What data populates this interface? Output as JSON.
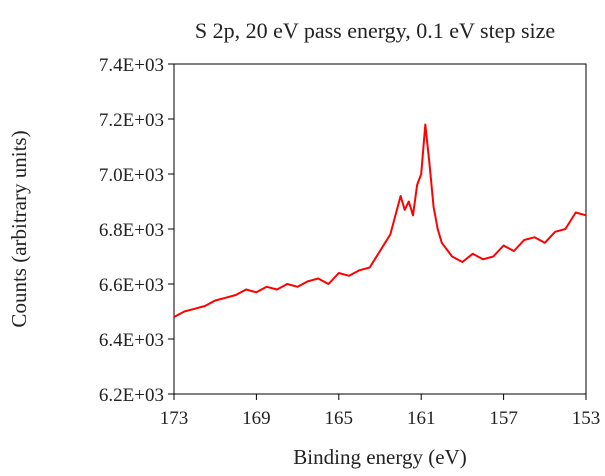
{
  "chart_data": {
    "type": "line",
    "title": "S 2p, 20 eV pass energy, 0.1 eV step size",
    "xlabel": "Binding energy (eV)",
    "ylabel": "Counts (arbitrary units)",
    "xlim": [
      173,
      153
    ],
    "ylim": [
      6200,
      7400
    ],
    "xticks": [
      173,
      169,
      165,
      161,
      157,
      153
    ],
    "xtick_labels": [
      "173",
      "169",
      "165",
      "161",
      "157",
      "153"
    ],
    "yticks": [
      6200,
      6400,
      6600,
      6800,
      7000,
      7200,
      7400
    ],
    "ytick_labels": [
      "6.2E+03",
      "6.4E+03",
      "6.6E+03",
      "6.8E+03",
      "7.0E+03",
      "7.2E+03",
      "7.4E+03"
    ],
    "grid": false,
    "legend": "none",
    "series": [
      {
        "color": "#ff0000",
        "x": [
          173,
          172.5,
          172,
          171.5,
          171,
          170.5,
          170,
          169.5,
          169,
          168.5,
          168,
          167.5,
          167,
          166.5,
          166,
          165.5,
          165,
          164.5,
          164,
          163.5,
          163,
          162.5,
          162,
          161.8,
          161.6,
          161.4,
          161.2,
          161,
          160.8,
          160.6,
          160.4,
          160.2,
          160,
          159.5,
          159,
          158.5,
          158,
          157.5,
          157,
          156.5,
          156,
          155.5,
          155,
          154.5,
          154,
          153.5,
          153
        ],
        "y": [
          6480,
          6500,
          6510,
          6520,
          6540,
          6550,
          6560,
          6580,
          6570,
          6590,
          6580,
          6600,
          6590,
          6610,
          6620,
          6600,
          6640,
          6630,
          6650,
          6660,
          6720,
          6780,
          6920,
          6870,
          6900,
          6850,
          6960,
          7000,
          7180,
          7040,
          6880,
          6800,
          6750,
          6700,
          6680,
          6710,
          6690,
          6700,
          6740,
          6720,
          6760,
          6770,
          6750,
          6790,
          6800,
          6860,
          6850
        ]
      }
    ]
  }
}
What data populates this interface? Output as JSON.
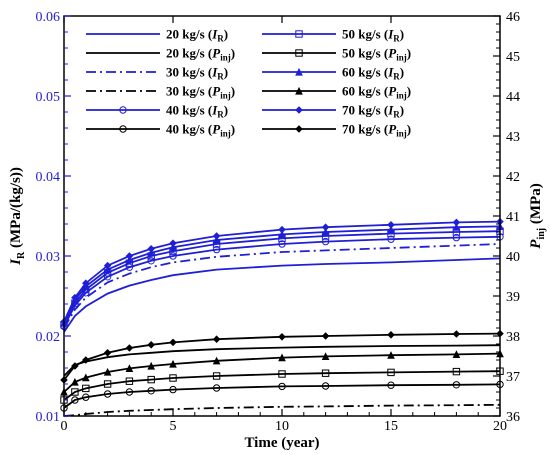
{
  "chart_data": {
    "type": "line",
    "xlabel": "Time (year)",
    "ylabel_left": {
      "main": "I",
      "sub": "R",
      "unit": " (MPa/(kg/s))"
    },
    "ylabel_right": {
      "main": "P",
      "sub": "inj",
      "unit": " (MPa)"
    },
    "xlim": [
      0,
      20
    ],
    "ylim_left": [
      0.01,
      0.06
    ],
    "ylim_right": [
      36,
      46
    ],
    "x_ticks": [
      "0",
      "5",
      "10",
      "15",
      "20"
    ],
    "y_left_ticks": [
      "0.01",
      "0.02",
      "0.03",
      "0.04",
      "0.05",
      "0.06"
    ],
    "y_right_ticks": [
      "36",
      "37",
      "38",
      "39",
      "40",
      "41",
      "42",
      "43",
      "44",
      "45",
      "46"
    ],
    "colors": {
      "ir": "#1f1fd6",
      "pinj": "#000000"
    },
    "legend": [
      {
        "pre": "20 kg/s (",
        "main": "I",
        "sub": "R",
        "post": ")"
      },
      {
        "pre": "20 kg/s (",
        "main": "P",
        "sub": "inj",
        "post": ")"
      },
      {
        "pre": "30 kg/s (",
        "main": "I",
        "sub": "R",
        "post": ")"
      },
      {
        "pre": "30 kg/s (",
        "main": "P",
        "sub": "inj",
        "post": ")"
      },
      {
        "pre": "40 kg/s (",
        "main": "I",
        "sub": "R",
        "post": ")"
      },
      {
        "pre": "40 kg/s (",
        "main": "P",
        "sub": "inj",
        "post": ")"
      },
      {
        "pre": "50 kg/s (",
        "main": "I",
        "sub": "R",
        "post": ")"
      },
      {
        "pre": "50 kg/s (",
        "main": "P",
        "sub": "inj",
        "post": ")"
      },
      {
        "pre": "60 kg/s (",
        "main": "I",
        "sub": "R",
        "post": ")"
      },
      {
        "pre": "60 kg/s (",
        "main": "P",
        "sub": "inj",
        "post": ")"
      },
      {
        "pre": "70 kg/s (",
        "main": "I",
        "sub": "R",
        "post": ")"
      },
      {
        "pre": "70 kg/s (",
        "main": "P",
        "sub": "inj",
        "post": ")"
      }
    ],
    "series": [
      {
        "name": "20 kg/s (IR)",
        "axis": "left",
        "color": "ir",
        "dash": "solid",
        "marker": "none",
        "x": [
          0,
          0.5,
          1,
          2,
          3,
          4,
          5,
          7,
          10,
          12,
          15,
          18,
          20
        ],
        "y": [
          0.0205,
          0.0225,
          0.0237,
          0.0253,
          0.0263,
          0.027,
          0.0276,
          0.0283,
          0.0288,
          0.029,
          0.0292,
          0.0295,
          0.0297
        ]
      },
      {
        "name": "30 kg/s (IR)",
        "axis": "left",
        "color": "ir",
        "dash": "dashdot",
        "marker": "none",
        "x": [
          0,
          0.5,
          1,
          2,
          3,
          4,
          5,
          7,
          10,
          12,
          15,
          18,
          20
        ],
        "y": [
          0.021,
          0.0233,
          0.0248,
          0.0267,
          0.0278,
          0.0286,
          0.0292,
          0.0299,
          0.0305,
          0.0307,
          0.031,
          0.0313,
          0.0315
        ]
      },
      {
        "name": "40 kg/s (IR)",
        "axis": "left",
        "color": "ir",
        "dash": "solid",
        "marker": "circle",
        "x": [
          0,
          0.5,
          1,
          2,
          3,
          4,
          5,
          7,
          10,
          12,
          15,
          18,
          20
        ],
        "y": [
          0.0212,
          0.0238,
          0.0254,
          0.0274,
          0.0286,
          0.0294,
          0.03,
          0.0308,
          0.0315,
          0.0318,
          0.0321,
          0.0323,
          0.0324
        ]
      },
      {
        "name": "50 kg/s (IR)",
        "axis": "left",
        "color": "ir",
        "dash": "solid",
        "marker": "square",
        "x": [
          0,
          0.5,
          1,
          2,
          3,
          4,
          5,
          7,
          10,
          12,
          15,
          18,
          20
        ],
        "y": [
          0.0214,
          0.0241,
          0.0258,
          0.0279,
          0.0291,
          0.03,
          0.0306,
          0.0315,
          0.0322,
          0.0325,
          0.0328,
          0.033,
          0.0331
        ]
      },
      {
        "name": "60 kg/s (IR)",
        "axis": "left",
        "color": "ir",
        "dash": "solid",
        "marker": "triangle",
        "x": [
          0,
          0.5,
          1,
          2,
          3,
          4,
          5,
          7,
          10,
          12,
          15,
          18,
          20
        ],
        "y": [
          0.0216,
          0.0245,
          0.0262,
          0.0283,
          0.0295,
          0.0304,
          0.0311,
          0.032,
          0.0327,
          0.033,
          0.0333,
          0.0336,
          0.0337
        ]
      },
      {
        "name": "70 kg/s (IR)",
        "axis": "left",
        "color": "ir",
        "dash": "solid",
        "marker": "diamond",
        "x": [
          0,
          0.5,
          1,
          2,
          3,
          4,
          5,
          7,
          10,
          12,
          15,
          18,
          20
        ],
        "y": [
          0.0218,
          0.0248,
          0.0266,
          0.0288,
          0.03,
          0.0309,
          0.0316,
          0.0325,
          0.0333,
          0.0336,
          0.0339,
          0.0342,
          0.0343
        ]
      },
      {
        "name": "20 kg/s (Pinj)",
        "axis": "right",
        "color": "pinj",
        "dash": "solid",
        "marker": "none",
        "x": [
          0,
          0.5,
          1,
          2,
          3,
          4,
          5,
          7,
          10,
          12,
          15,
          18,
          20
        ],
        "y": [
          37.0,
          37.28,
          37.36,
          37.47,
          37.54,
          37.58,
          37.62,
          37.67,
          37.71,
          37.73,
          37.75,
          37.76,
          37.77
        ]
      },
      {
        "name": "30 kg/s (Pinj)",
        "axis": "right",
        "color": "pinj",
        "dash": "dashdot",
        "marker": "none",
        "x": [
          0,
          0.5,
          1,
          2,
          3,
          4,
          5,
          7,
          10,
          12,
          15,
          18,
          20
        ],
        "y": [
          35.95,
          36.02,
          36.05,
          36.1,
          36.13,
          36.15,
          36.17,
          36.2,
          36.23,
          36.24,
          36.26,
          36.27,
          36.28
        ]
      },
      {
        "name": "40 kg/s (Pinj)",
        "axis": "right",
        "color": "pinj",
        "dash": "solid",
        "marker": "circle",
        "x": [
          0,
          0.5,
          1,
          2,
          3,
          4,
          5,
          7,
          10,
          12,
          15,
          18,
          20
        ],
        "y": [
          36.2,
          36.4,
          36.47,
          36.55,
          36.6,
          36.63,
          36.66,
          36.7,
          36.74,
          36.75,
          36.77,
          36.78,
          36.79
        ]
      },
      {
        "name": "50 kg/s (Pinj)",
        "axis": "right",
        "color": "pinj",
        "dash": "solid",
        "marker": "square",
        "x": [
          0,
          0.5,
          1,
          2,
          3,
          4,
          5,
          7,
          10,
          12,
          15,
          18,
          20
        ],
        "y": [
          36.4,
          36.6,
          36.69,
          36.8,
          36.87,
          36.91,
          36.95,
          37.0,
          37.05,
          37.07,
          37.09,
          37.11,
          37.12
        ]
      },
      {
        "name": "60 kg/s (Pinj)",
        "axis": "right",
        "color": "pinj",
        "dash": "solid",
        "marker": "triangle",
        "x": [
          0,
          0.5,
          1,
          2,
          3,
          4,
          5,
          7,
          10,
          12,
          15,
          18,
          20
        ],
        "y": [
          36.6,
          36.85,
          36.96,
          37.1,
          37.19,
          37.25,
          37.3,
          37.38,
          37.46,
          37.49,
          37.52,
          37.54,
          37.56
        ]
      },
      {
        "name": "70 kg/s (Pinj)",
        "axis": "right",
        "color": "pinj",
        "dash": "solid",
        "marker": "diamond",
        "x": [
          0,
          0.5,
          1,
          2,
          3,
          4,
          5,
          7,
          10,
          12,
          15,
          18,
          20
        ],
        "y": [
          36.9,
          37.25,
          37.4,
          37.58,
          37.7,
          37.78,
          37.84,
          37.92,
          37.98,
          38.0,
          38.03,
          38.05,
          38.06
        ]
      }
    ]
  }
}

* _Work to be completed_: Read through the data and copy every line where "name" shows up.

* _Full output_:
        "name": "20 kg/s (IR)",
        "name": "30 kg/s (IR)",
        "name": "40 kg/s (IR)",
        "name": "50 kg/s (IR)",
        "name": "60 kg/s (IR)",
        "name": "70 kg/s (IR)",
        "name": "20 kg/s (Pinj)",
        "name": "30 kg/s (Pinj)",
        "name": "40 kg/s (Pinj)",
        "name": "50 kg/s (Pinj)",
        "name": "60 kg/s (Pinj)",
        "name": "70 kg/s (Pinj)",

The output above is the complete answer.